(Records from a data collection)

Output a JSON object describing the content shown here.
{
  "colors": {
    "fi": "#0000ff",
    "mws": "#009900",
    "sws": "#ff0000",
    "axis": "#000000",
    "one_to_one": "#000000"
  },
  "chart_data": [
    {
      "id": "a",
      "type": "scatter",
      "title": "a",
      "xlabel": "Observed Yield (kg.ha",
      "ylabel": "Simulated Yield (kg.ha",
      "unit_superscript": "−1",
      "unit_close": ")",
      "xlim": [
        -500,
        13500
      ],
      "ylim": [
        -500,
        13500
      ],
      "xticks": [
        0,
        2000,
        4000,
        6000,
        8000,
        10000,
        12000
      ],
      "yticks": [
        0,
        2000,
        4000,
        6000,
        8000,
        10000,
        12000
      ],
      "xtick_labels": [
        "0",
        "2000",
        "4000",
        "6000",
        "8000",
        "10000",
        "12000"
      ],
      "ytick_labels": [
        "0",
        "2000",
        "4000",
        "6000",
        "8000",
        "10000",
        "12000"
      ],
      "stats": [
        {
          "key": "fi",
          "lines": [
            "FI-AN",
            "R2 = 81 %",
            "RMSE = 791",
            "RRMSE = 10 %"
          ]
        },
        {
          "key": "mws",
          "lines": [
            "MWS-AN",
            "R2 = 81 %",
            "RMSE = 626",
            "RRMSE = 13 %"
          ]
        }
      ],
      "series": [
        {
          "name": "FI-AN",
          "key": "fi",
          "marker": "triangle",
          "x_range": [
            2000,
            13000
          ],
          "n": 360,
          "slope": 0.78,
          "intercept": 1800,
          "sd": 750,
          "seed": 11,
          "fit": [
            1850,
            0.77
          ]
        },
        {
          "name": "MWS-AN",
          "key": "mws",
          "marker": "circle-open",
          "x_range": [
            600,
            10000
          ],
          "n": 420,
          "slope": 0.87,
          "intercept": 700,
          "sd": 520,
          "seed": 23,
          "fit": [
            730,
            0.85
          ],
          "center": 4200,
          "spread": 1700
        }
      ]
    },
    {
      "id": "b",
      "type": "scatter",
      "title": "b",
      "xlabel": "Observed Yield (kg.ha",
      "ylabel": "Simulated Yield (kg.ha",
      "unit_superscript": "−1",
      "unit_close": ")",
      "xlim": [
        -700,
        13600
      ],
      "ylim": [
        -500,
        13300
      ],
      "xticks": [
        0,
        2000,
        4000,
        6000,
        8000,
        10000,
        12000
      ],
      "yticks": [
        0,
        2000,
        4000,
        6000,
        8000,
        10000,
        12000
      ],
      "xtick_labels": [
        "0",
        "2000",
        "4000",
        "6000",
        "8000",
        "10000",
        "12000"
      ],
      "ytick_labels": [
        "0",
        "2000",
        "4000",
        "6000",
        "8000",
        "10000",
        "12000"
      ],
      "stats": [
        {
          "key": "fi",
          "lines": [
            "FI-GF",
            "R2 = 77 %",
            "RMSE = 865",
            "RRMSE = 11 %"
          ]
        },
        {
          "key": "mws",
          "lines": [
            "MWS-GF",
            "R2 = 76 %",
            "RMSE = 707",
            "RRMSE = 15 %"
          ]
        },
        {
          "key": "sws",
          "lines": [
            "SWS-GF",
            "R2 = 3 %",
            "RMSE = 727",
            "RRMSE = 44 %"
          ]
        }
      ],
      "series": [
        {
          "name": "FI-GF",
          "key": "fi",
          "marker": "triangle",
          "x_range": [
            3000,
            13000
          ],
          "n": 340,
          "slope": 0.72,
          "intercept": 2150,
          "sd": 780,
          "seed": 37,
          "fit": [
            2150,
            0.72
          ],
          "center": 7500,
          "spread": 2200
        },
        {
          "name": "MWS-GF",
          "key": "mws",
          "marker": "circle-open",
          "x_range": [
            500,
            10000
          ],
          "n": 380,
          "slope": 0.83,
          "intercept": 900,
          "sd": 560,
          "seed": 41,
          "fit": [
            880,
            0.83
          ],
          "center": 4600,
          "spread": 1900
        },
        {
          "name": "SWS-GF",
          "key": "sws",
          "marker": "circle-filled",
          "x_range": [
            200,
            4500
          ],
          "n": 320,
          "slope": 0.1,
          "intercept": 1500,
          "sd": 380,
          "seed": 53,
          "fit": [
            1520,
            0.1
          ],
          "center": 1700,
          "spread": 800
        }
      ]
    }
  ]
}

• [What you will do]
Collect every line with the string "center" from the records, and copy each.

• [Final result]
          "center": 4200,
          "center": 7500,
          "center": 4600,
          "center": 1700,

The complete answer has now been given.